→ DATA SUPPLIED
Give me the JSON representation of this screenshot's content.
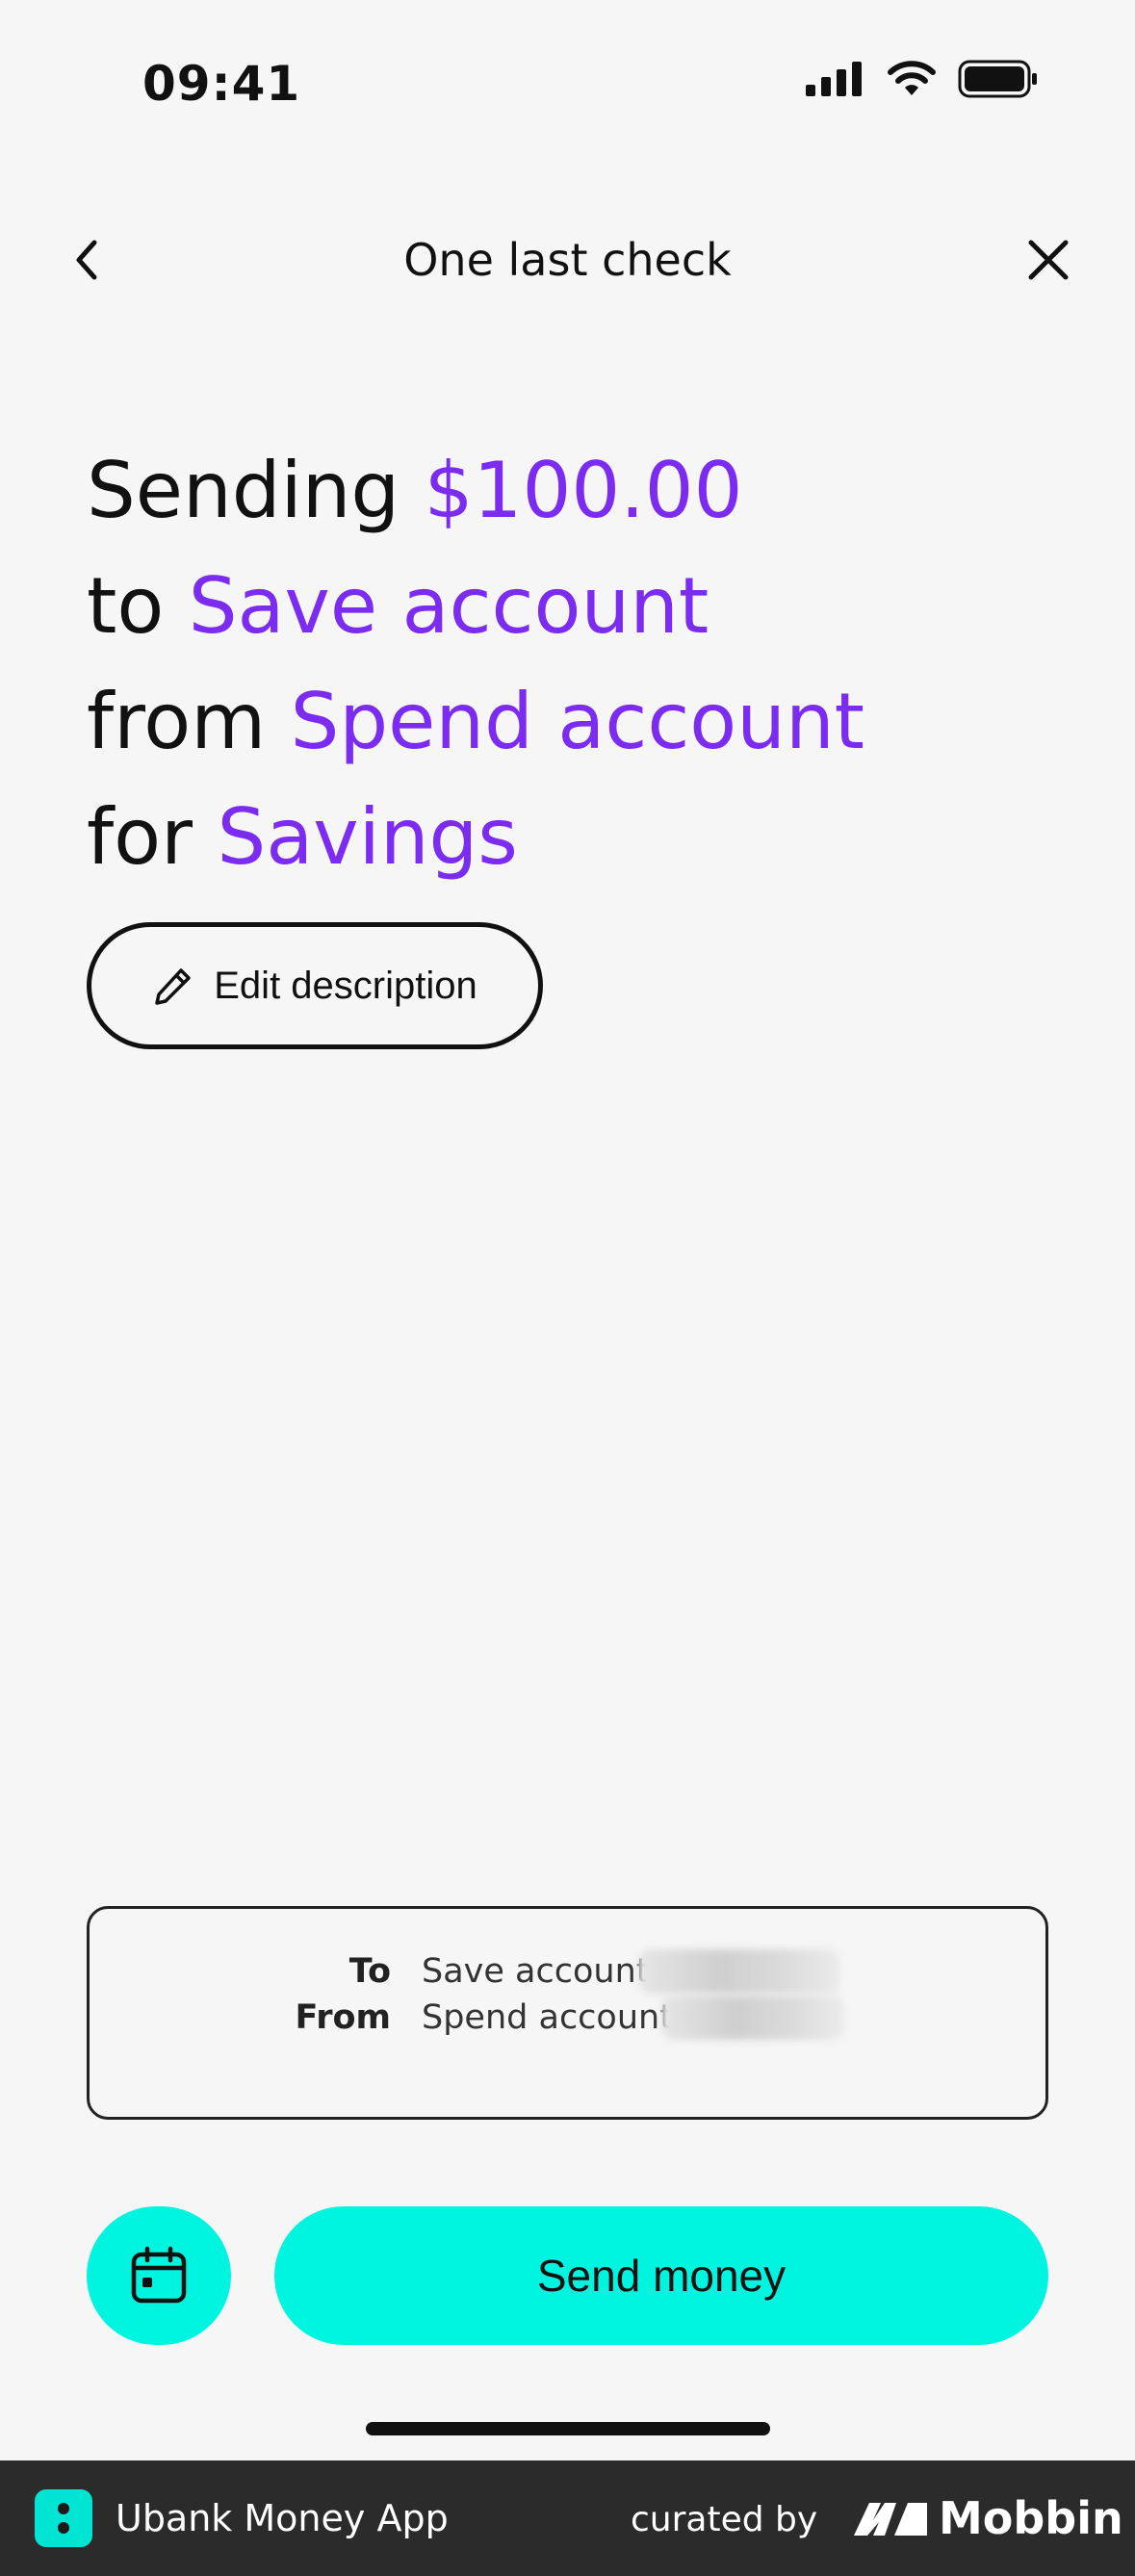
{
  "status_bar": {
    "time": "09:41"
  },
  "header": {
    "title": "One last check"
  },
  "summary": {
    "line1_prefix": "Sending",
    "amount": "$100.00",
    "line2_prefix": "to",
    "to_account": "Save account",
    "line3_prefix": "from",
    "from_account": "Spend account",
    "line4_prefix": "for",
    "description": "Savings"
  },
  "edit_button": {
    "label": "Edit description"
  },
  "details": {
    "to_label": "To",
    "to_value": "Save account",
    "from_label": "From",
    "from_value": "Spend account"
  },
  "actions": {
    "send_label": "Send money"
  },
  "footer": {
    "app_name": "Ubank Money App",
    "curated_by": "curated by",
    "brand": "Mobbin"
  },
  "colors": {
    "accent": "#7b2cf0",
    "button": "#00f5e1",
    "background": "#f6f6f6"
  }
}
---
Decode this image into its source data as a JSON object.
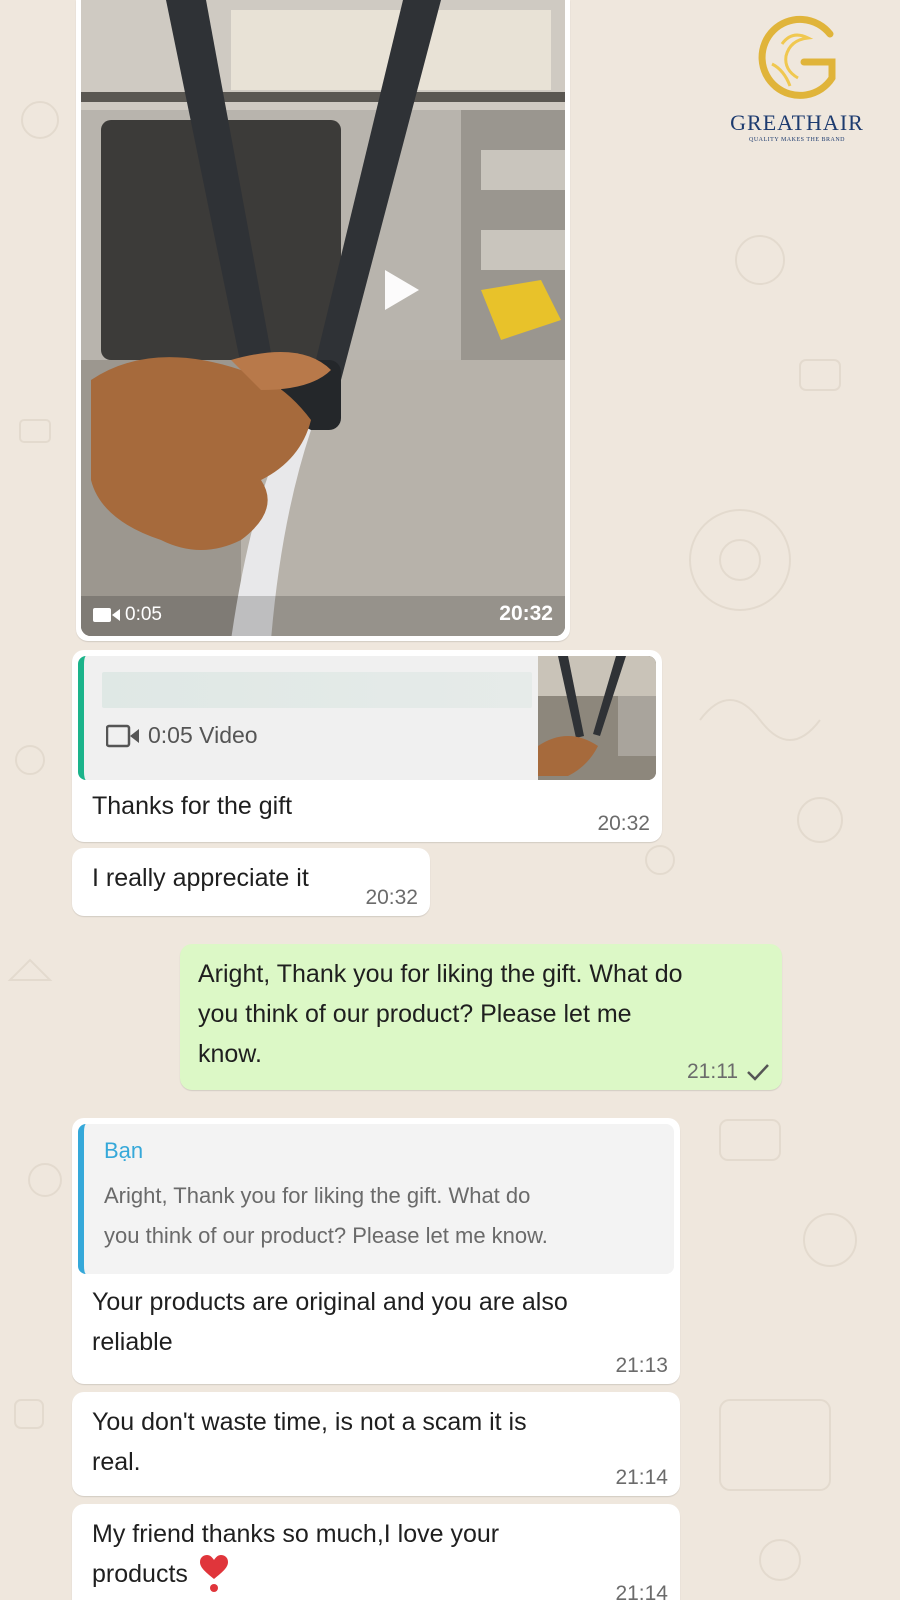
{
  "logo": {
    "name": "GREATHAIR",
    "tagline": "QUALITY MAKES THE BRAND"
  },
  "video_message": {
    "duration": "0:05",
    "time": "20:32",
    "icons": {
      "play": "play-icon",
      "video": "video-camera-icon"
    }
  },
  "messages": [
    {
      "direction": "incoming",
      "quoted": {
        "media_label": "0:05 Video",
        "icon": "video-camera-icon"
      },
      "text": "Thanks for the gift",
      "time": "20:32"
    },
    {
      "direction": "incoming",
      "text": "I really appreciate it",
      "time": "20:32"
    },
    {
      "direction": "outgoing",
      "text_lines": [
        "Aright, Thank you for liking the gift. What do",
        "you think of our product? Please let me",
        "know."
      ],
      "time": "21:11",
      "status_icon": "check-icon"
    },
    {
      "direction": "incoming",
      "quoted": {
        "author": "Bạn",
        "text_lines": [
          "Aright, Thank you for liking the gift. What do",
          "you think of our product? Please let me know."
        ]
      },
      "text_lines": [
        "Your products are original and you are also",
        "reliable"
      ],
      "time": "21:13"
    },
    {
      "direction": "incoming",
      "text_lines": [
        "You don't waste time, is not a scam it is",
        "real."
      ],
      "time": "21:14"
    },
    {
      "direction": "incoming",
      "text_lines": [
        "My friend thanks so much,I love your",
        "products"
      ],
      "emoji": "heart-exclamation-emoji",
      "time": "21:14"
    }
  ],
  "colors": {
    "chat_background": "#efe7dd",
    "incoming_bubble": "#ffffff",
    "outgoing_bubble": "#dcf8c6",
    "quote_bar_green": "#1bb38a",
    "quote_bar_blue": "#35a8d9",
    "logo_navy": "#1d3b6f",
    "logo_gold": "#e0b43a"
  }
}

→ YOUR TASK
Search the data above for lines holding "What" and copy each of them.

→ CORRECT ANSWER
        "Aright, Thank you for liking the gift. What do",
          "Aright, Thank you for liking the gift. What do",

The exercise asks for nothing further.